■ Problem statement ■
What is the number of lines in the entries below that include the word "with"? Provide the number only.
— START OF Recorded data —
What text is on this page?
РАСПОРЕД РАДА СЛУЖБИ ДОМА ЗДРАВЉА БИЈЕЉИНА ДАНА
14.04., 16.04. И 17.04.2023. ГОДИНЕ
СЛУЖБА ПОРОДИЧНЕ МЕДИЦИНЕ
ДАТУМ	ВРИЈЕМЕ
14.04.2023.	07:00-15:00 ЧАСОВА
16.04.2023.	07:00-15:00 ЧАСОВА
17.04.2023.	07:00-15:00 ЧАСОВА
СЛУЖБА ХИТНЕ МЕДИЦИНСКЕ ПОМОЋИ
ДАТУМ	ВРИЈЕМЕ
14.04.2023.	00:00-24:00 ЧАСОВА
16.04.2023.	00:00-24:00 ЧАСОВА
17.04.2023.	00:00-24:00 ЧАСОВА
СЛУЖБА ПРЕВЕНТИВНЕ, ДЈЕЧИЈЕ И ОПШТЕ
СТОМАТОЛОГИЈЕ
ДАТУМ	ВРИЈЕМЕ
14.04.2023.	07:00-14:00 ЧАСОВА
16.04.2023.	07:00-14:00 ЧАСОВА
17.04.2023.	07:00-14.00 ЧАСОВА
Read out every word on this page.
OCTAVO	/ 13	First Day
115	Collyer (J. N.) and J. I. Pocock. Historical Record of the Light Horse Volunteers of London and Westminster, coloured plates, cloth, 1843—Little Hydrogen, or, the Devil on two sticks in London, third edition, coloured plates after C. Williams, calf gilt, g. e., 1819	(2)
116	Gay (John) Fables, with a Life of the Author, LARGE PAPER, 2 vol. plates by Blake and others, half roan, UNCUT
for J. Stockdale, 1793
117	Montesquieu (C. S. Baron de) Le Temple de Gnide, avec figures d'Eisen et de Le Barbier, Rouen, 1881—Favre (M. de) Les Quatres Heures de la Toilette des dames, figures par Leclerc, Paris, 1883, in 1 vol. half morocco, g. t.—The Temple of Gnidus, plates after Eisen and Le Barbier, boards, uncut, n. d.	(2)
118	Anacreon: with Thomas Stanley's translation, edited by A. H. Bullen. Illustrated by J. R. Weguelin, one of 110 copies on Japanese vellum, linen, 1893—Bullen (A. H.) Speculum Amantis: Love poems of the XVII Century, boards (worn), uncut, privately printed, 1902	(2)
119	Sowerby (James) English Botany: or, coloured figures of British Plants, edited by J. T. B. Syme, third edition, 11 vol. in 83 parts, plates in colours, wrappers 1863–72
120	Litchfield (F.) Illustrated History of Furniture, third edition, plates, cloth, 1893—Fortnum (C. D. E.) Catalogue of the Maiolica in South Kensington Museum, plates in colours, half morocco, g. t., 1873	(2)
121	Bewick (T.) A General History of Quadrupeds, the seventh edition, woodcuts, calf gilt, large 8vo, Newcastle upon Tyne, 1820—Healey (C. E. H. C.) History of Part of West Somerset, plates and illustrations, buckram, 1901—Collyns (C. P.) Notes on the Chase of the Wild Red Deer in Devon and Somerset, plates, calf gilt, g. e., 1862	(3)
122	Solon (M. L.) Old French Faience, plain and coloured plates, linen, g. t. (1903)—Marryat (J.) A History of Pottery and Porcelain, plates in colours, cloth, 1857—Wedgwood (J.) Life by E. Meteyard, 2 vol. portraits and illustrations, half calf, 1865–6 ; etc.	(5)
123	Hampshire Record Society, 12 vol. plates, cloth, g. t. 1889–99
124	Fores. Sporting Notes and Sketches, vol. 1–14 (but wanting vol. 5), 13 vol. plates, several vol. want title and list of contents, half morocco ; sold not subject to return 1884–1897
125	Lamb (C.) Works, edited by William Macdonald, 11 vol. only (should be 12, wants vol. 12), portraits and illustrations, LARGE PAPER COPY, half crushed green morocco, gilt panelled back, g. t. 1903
— END OF Recorded data —
— START OF Recorded data —
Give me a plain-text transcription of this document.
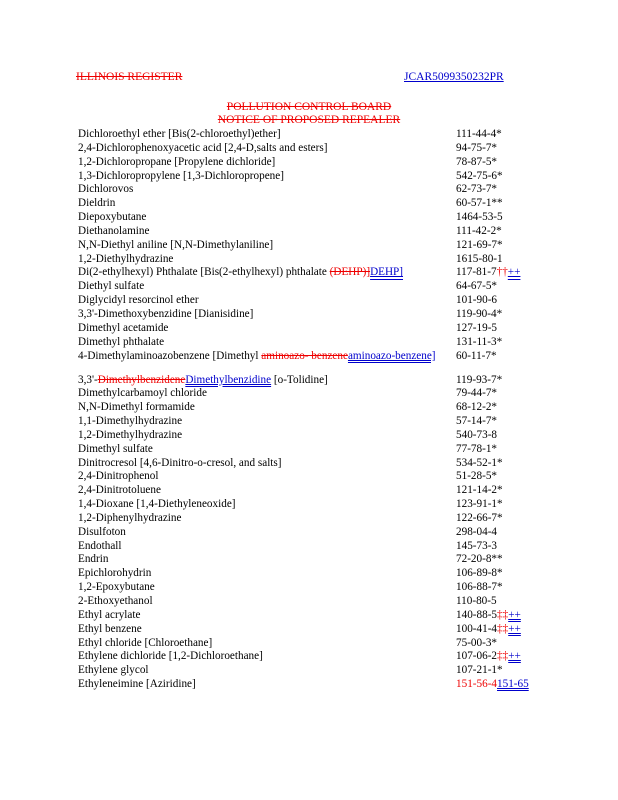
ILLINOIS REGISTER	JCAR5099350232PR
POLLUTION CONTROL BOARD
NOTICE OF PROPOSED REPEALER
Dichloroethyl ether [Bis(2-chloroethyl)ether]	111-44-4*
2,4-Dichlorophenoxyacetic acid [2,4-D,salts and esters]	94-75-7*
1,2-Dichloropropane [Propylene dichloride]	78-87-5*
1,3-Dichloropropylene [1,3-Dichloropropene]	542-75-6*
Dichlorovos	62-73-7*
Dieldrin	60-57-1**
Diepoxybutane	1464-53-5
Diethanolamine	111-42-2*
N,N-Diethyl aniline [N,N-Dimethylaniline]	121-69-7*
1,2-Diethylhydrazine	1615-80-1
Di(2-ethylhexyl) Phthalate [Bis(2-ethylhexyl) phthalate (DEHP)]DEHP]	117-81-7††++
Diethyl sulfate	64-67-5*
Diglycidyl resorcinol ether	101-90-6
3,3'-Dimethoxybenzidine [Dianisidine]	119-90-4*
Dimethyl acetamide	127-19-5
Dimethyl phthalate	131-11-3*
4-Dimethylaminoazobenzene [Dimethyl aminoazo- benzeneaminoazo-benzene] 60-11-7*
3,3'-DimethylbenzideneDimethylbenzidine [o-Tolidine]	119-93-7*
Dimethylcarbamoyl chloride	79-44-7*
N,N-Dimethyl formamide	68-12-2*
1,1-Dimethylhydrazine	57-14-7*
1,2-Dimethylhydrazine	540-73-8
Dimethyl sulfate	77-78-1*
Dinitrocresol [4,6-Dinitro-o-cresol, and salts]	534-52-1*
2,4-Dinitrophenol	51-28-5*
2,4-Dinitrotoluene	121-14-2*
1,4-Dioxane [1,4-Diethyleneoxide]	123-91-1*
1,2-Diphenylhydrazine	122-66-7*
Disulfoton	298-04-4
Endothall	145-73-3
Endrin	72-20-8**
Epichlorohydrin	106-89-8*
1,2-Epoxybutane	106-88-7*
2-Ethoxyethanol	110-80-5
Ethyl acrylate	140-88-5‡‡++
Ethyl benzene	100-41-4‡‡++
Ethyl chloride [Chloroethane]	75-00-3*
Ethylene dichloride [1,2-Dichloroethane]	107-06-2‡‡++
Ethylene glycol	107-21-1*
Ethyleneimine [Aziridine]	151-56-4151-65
— END OF Recorded data —
— START OF Recorded data —
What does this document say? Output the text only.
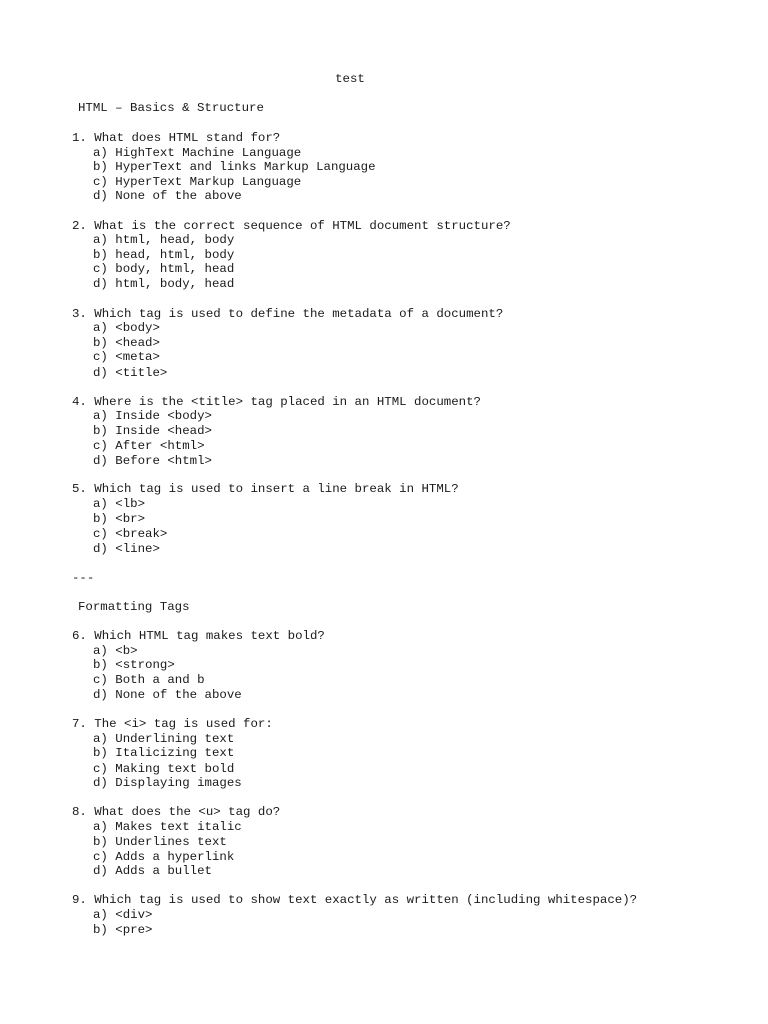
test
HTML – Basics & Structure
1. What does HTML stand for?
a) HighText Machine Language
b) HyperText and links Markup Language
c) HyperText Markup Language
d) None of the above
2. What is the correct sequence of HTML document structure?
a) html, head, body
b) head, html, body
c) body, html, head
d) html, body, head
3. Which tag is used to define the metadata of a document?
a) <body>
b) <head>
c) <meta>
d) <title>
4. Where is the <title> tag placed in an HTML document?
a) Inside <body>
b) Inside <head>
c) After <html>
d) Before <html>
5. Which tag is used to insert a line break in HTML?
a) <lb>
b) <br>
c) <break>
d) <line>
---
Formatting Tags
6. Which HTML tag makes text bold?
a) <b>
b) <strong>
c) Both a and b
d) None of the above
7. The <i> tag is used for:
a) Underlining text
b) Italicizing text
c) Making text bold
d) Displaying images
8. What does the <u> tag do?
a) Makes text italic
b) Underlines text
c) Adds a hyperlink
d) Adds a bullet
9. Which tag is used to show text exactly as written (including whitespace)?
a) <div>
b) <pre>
— END OF Recorded data —
■ Answer for this exercise ■
2